## START DATA FOR PROCESSING

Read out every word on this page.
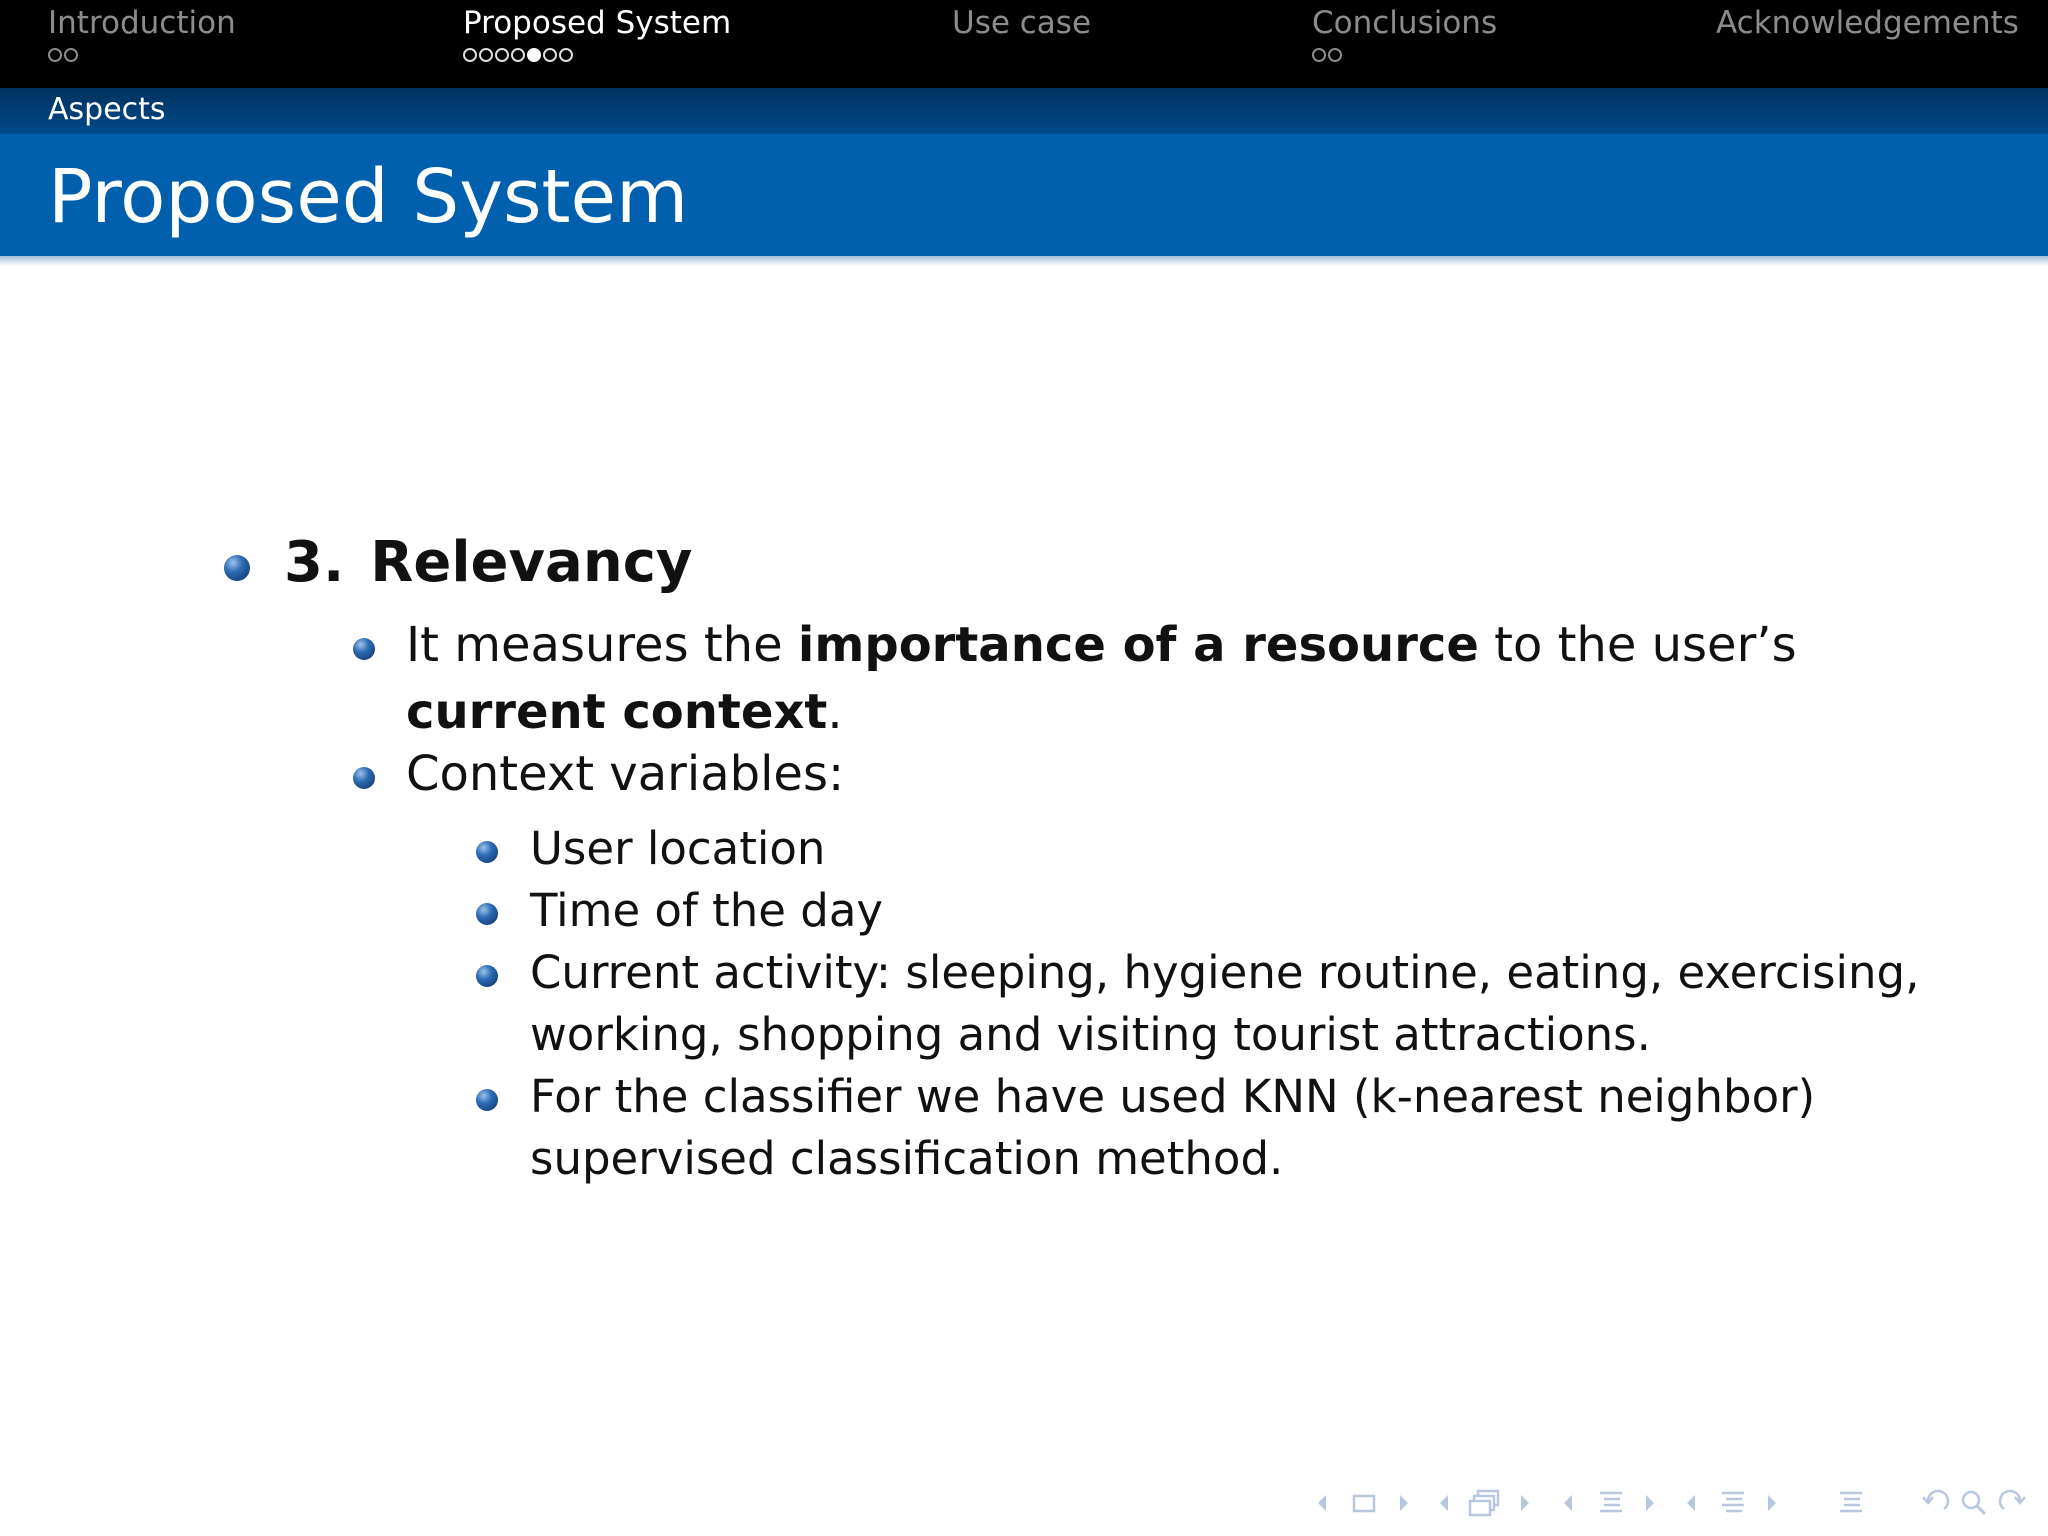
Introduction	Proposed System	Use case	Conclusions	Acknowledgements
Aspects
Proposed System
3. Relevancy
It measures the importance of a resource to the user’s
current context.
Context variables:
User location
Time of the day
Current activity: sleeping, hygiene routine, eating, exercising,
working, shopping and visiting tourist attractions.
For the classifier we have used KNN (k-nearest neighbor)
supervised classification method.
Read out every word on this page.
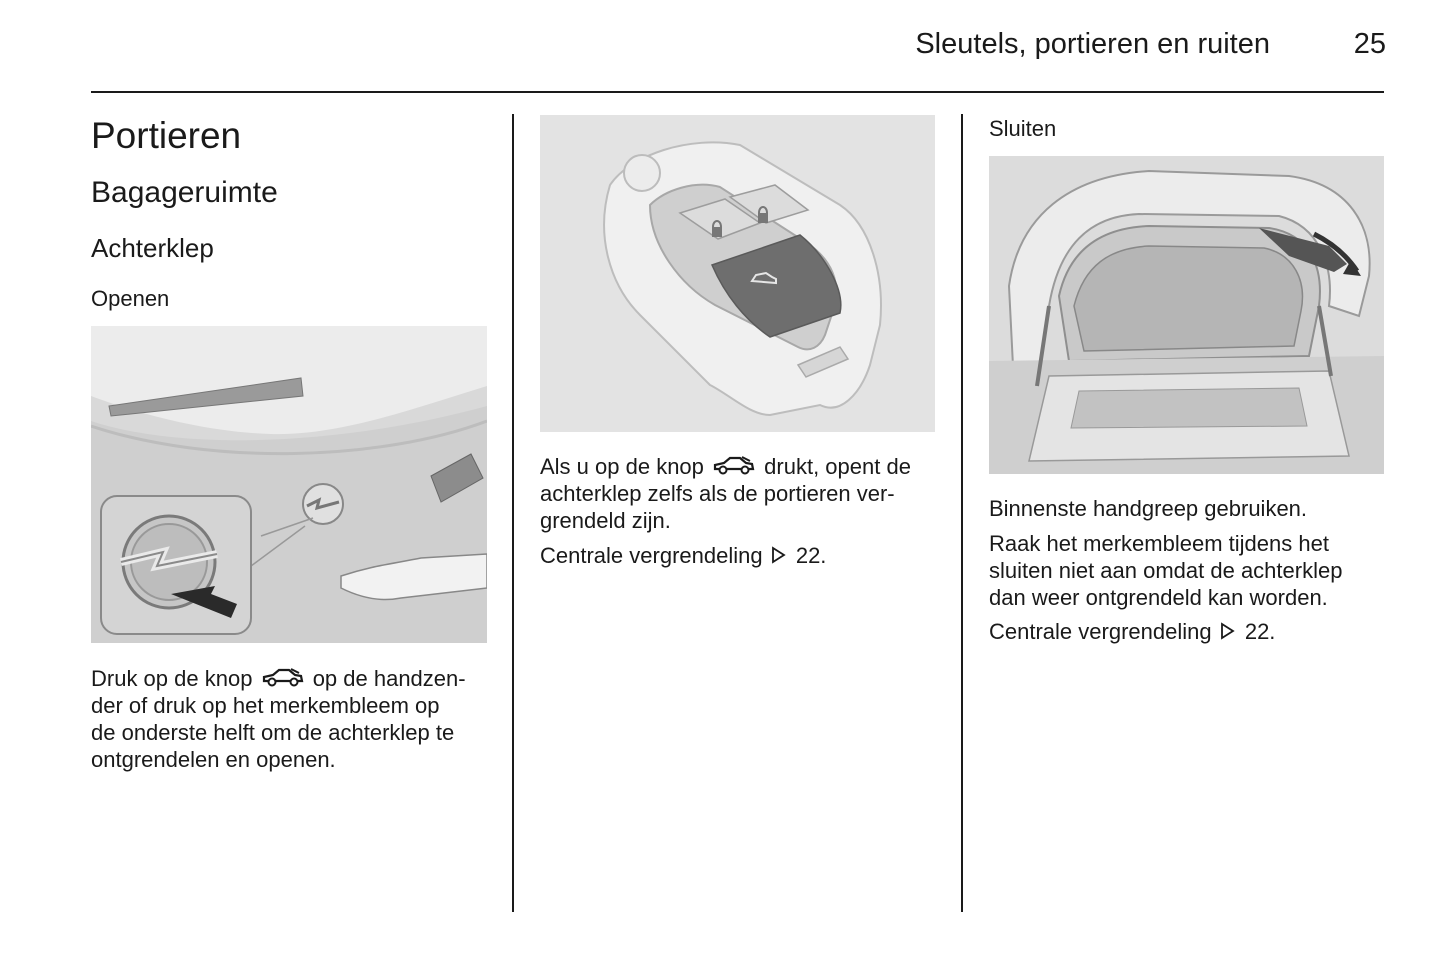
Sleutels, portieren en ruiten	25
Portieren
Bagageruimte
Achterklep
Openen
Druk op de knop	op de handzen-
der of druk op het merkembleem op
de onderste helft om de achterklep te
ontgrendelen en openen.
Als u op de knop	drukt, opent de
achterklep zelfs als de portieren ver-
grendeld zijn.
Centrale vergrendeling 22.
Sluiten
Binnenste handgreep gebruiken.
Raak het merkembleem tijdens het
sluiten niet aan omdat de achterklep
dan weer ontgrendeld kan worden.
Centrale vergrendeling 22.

## END DATA FOR PROCESSING

**GOAL**
The records above are to be quoted exactly, with all pictures left out.

**EXPECTED ANSWER**
Read out every word on this page.
Introduction	Proposed System	Use case	Conclusions	Acknowledgements
Aspects
Proposed System
3. Relevancy
It measures the importance of a resource to the user’s
current context.
Context variables:
User location
Time of the day
Current activity: sleeping, hygiene routine, eating, exercising,
working, shopping and visiting tourist attractions.
For the classifier we have used KNN (k-nearest neighbor)
supervised classification method.
Read out every word on this page.
Sleutels, portieren en ruiten	25
Portieren
Bagageruimte
Achterklep
Openen
Druk op de knop	op de handzen-
der of druk op het merkembleem op
de onderste helft om de achterklep te
ontgrendelen en openen.
Als u op de knop	drukt, opent de
achterklep zelfs als de portieren ver-
grendeld zijn.
Centrale vergrendeling 22.
Sluiten
Binnenste handgreep gebruiken.
Raak het merkembleem tijdens het
sluiten niet aan omdat de achterklep
dan weer ontgrendeld kan worden.
Centrale vergrendeling 22.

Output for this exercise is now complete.